• _Task directions_:
The listing below is to be output in its exact form.

___ Data to process ___

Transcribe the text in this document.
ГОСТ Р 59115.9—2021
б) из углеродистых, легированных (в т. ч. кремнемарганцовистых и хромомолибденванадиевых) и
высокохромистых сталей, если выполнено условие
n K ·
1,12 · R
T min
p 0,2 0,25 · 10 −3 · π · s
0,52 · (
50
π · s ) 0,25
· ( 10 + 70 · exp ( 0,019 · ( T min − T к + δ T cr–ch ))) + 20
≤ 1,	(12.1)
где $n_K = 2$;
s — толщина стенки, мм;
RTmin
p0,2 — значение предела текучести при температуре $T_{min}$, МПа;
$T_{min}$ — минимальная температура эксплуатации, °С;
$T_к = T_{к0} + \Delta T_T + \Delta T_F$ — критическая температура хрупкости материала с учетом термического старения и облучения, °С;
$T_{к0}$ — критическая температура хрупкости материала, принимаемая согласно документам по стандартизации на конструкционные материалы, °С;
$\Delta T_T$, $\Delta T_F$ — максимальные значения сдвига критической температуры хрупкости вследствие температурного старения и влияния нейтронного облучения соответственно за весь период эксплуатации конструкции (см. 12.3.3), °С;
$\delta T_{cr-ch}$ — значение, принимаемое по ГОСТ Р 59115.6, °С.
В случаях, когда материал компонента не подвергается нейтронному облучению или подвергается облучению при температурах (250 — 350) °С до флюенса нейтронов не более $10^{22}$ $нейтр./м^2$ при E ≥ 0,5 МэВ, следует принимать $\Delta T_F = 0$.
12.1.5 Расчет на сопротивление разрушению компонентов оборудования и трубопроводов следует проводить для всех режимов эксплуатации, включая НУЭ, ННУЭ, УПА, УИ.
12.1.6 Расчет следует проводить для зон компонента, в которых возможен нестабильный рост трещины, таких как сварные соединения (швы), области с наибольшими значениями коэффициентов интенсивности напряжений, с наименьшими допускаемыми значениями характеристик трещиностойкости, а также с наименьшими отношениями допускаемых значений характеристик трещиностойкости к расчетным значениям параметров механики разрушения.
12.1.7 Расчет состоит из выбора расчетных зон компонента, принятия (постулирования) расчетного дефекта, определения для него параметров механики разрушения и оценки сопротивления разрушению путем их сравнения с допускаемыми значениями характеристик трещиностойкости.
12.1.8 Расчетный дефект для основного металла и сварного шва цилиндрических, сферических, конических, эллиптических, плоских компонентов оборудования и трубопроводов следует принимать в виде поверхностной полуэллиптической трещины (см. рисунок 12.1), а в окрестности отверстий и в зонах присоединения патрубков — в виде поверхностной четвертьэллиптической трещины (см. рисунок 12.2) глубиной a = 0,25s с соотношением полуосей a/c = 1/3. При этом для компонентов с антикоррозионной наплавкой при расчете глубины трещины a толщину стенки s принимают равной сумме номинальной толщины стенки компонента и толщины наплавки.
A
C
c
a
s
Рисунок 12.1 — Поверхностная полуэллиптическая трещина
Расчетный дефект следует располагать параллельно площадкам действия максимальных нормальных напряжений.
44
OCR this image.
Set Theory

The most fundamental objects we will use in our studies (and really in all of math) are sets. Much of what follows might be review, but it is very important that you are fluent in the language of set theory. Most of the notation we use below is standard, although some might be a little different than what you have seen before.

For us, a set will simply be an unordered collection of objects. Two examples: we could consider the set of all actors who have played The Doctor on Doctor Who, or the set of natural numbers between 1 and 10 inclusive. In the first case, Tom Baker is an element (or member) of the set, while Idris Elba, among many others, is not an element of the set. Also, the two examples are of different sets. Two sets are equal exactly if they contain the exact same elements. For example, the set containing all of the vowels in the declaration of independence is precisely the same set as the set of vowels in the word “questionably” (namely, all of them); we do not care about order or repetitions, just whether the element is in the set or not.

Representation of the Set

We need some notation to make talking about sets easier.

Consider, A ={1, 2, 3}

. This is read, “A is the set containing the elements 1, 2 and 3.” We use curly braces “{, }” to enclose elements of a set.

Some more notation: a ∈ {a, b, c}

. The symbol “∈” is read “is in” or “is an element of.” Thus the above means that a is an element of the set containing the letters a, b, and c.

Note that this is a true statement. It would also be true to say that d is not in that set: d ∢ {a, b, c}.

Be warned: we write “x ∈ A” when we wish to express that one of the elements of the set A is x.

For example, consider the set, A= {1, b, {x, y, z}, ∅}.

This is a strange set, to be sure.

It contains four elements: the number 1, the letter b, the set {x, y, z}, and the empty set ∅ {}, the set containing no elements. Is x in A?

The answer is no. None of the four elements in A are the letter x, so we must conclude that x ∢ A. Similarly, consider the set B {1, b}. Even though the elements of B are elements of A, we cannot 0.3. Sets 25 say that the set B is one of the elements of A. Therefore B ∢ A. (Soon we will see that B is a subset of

___

• _Solution for this exercise_:
Transcribe the text in this document.
ГОСТ Р 59115.9—2021
б) из углеродистых, легированных (в т. ч. кремнемарганцовистых и хромомолибденванадиевых) и
высокохромистых сталей, если выполнено условие
n K ·
1,12 · R
T min
p 0,2 0,25 · 10 −3 · π · s
0,52 · (
50
π · s ) 0,25
· ( 10 + 70 · exp ( 0,019 · ( T min − T к + δ T cr–ch ))) + 20
≤ 1,	(12.1)
где $n_K = 2$;
s — толщина стенки, мм;
RTmin
p0,2 — значение предела текучести при температуре $T_{min}$, МПа;
$T_{min}$ — минимальная температура эксплуатации, °С;
$T_к = T_{к0} + \Delta T_T + \Delta T_F$ — критическая температура хрупкости материала с учетом термического старения и облучения, °С;
$T_{к0}$ — критическая температура хрупкости материала, принимаемая согласно документам по стандартизации на конструкционные материалы, °С;
$\Delta T_T$, $\Delta T_F$ — максимальные значения сдвига критической температуры хрупкости вследствие температурного старения и влияния нейтронного облучения соответственно за весь период эксплуатации конструкции (см. 12.3.3), °С;
$\delta T_{cr-ch}$ — значение, принимаемое по ГОСТ Р 59115.6, °С.
В случаях, когда материал компонента не подвергается нейтронному облучению или подвергается облучению при температурах (250 — 350) °С до флюенса нейтронов не более $10^{22}$ $нейтр./м^2$ при E ≥ 0,5 МэВ, следует принимать $\Delta T_F = 0$.
12.1.5 Расчет на сопротивление разрушению компонентов оборудования и трубопроводов следует проводить для всех режимов эксплуатации, включая НУЭ, ННУЭ, УПА, УИ.
12.1.6 Расчет следует проводить для зон компонента, в которых возможен нестабильный рост трещины, таких как сварные соединения (швы), области с наибольшими значениями коэффициентов интенсивности напряжений, с наименьшими допускаемыми значениями характеристик трещиностойкости, а также с наименьшими отношениями допускаемых значений характеристик трещиностойкости к расчетным значениям параметров механики разрушения.
12.1.7 Расчет состоит из выбора расчетных зон компонента, принятия (постулирования) расчетного дефекта, определения для него параметров механики разрушения и оценки сопротивления разрушению путем их сравнения с допускаемыми значениями характеристик трещиностойкости.
12.1.8 Расчетный дефект для основного металла и сварного шва цилиндрических, сферических, конических, эллиптических, плоских компонентов оборудования и трубопроводов следует принимать в виде поверхностной полуэллиптической трещины (см. рисунок 12.1), а в окрестности отверстий и в зонах присоединения патрубков — в виде поверхностной четвертьэллиптической трещины (см. рисунок 12.2) глубиной a = 0,25s с соотношением полуосей a/c = 1/3. При этом для компонентов с антикоррозионной наплавкой при расчете глубины трещины a толщину стенки s принимают равной сумме номинальной толщины стенки компонента и толщины наплавки.
A
C
c
a
s
Рисунок 12.1 — Поверхностная полуэллиптическая трещина
Расчетный дефект следует располагать параллельно площадкам действия максимальных нормальных напряжений.
44
OCR this image.
Set Theory

The most fundamental objects we will use in our studies (and really in all of math) are sets. Much of what follows might be review, but it is very important that you are fluent in the language of set theory. Most of the notation we use below is standard, although some might be a little different than what you have seen before.

For us, a set will simply be an unordered collection of objects. Two examples: we could consider the set of all actors who have played The Doctor on Doctor Who, or the set of natural numbers between 1 and 10 inclusive. In the first case, Tom Baker is an element (or member) of the set, while Idris Elba, among many others, is not an element of the set. Also, the two examples are of different sets. Two sets are equal exactly if they contain the exact same elements. For example, the set containing all of the vowels in the declaration of independence is precisely the same set as the set of vowels in the word “questionably” (namely, all of them); we do not care about order or repetitions, just whether the element is in the set or not.

Representation of the Set

We need some notation to make talking about sets easier.

Consider, A ={1, 2, 3}

. This is read, “A is the set containing the elements 1, 2 and 3.” We use curly braces “{, }” to enclose elements of a set.

Some more notation: a ∈ {a, b, c}

. The symbol “∈” is read “is in” or “is an element of.” Thus the above means that a is an element of the set containing the letters a, b, and c.

Note that this is a true statement. It would also be true to say that d is not in that set: d ∢ {a, b, c}.

Be warned: we write “x ∈ A” when we wish to express that one of the elements of the set A is x.

For example, consider the set, A= {1, b, {x, y, z}, ∅}.

This is a strange set, to be sure.

It contains four elements: the number 1, the letter b, the set {x, y, z}, and the empty set ∅ {}, the set containing no elements. Is x in A?

The answer is no. None of the four elements in A are the letter x, so we must conclude that x ∢ A. Similarly, consider the set B {1, b}. Even though the elements of B are elements of A, we cannot 0.3. Sets 25 say that the set B is one of the elements of A. Therefore B ∢ A. (Soon we will see that B is a subset of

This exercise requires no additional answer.